Take down each entry exactly as written.

..........

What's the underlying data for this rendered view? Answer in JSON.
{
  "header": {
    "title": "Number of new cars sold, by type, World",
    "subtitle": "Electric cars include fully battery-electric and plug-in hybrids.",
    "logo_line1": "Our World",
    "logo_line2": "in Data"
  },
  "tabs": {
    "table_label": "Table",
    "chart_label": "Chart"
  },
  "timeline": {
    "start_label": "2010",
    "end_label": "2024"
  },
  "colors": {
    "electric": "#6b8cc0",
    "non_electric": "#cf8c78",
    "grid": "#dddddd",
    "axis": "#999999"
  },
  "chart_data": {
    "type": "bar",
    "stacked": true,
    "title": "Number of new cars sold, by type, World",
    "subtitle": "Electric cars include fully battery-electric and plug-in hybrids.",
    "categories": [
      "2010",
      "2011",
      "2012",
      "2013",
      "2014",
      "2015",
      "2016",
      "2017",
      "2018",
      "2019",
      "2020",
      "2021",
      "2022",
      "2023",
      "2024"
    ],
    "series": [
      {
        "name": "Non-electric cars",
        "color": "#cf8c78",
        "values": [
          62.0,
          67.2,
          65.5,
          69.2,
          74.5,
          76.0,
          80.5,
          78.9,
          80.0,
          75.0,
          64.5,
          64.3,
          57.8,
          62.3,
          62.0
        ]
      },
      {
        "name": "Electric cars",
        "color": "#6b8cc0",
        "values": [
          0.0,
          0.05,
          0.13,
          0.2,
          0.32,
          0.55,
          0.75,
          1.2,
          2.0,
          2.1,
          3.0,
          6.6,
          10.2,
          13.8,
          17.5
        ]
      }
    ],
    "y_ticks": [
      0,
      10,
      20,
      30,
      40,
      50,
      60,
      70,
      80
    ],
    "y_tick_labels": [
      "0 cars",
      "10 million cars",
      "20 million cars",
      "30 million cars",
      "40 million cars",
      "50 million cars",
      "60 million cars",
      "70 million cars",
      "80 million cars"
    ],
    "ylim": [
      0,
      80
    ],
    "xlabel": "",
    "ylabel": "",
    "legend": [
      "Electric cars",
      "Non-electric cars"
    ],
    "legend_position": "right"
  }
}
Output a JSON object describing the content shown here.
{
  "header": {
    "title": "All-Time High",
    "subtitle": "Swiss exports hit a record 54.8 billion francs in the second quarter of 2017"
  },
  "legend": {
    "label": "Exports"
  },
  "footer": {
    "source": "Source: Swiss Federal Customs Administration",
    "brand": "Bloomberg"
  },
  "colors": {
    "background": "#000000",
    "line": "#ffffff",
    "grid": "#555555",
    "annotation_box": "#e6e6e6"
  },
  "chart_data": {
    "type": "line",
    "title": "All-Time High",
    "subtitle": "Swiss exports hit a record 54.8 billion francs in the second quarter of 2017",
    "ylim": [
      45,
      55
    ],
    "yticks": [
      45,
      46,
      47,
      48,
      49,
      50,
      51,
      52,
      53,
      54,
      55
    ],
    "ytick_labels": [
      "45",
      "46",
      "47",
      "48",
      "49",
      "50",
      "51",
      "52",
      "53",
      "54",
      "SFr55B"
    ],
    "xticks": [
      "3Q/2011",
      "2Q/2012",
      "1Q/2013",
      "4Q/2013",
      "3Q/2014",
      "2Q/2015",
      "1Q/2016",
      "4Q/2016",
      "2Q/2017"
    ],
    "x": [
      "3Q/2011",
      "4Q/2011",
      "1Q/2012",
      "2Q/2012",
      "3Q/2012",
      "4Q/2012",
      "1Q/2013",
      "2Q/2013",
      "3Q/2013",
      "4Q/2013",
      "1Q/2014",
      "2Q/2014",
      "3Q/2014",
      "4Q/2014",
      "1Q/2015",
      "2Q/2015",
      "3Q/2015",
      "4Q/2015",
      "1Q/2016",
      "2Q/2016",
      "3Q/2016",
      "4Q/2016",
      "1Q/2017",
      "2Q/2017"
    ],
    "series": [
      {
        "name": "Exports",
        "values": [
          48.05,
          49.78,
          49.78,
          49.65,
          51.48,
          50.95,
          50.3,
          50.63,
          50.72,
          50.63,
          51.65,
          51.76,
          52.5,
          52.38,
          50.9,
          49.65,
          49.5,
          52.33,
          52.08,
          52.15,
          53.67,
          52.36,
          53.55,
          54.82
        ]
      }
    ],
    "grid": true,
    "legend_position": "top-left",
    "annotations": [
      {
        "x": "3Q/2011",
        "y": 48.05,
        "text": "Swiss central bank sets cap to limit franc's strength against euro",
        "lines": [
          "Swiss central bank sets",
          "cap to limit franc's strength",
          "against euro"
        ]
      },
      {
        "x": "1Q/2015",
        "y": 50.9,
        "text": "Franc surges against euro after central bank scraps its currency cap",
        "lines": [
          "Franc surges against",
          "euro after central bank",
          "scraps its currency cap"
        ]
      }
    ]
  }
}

..........

→ ANSWER TO THIS EXERCISE:
What's the underlying data for this rendered view? Answer in JSON.
{
  "header": {
    "title": "Number of new cars sold, by type, World",
    "subtitle": "Electric cars include fully battery-electric and plug-in hybrids.",
    "logo_line1": "Our World",
    "logo_line2": "in Data"
  },
  "tabs": {
    "table_label": "Table",
    "chart_label": "Chart"
  },
  "timeline": {
    "start_label": "2010",
    "end_label": "2024"
  },
  "colors": {
    "electric": "#6b8cc0",
    "non_electric": "#cf8c78",
    "grid": "#dddddd",
    "axis": "#999999"
  },
  "chart_data": {
    "type": "bar",
    "stacked": true,
    "title": "Number of new cars sold, by type, World",
    "subtitle": "Electric cars include fully battery-electric and plug-in hybrids.",
    "categories": [
      "2010",
      "2011",
      "2012",
      "2013",
      "2014",
      "2015",
      "2016",
      "2017",
      "2018",
      "2019",
      "2020",
      "2021",
      "2022",
      "2023",
      "2024"
    ],
    "series": [
      {
        "name": "Non-electric cars",
        "color": "#cf8c78",
        "values": [
          62.0,
          67.2,
          65.5,
          69.2,
          74.5,
          76.0,
          80.5,
          78.9,
          80.0,
          75.0,
          64.5,
          64.3,
          57.8,
          62.3,
          62.0
        ]
      },
      {
        "name": "Electric cars",
        "color": "#6b8cc0",
        "values": [
          0.0,
          0.05,
          0.13,
          0.2,
          0.32,
          0.55,
          0.75,
          1.2,
          2.0,
          2.1,
          3.0,
          6.6,
          10.2,
          13.8,
          17.5
        ]
      }
    ],
    "y_ticks": [
      0,
      10,
      20,
      30,
      40,
      50,
      60,
      70,
      80
    ],
    "y_tick_labels": [
      "0 cars",
      "10 million cars",
      "20 million cars",
      "30 million cars",
      "40 million cars",
      "50 million cars",
      "60 million cars",
      "70 million cars",
      "80 million cars"
    ],
    "ylim": [
      0,
      80
    ],
    "xlabel": "",
    "ylabel": "",
    "legend": [
      "Electric cars",
      "Non-electric cars"
    ],
    "legend_position": "right"
  }
}
Output a JSON object describing the content shown here.
{
  "header": {
    "title": "All-Time High",
    "subtitle": "Swiss exports hit a record 54.8 billion francs in the second quarter of 2017"
  },
  "legend": {
    "label": "Exports"
  },
  "footer": {
    "source": "Source: Swiss Federal Customs Administration",
    "brand": "Bloomberg"
  },
  "colors": {
    "background": "#000000",
    "line": "#ffffff",
    "grid": "#555555",
    "annotation_box": "#e6e6e6"
  },
  "chart_data": {
    "type": "line",
    "title": "All-Time High",
    "subtitle": "Swiss exports hit a record 54.8 billion francs in the second quarter of 2017",
    "ylim": [
      45,
      55
    ],
    "yticks": [
      45,
      46,
      47,
      48,
      49,
      50,
      51,
      52,
      53,
      54,
      55
    ],
    "ytick_labels": [
      "45",
      "46",
      "47",
      "48",
      "49",
      "50",
      "51",
      "52",
      "53",
      "54",
      "SFr55B"
    ],
    "xticks": [
      "3Q/2011",
      "2Q/2012",
      "1Q/2013",
      "4Q/2013",
      "3Q/2014",
      "2Q/2015",
      "1Q/2016",
      "4Q/2016",
      "2Q/2017"
    ],
    "x": [
      "3Q/2011",
      "4Q/2011",
      "1Q/2012",
      "2Q/2012",
      "3Q/2012",
      "4Q/2012",
      "1Q/2013",
      "2Q/2013",
      "3Q/2013",
      "4Q/2013",
      "1Q/2014",
      "2Q/2014",
      "3Q/2014",
      "4Q/2014",
      "1Q/2015",
      "2Q/2015",
      "3Q/2015",
      "4Q/2015",
      "1Q/2016",
      "2Q/2016",
      "3Q/2016",
      "4Q/2016",
      "1Q/2017",
      "2Q/2017"
    ],
    "series": [
      {
        "name": "Exports",
        "values": [
          48.05,
          49.78,
          49.78,
          49.65,
          51.48,
          50.95,
          50.3,
          50.63,
          50.72,
          50.63,
          51.65,
          51.76,
          52.5,
          52.38,
          50.9,
          49.65,
          49.5,
          52.33,
          52.08,
          52.15,
          53.67,
          52.36,
          53.55,
          54.82
        ]
      }
    ],
    "grid": true,
    "legend_position": "top-left",
    "annotations": [
      {
        "x": "3Q/2011",
        "y": 48.05,
        "text": "Swiss central bank sets cap to limit franc's strength against euro",
        "lines": [
          "Swiss central bank sets",
          "cap to limit franc's strength",
          "against euro"
        ]
      },
      {
        "x": "1Q/2015",
        "y": 50.9,
        "text": "Franc surges against euro after central bank scraps its currency cap",
        "lines": [
          "Franc surges against",
          "euro after central bank",
          "scraps its currency cap"
        ]
      }
    ]
  }
}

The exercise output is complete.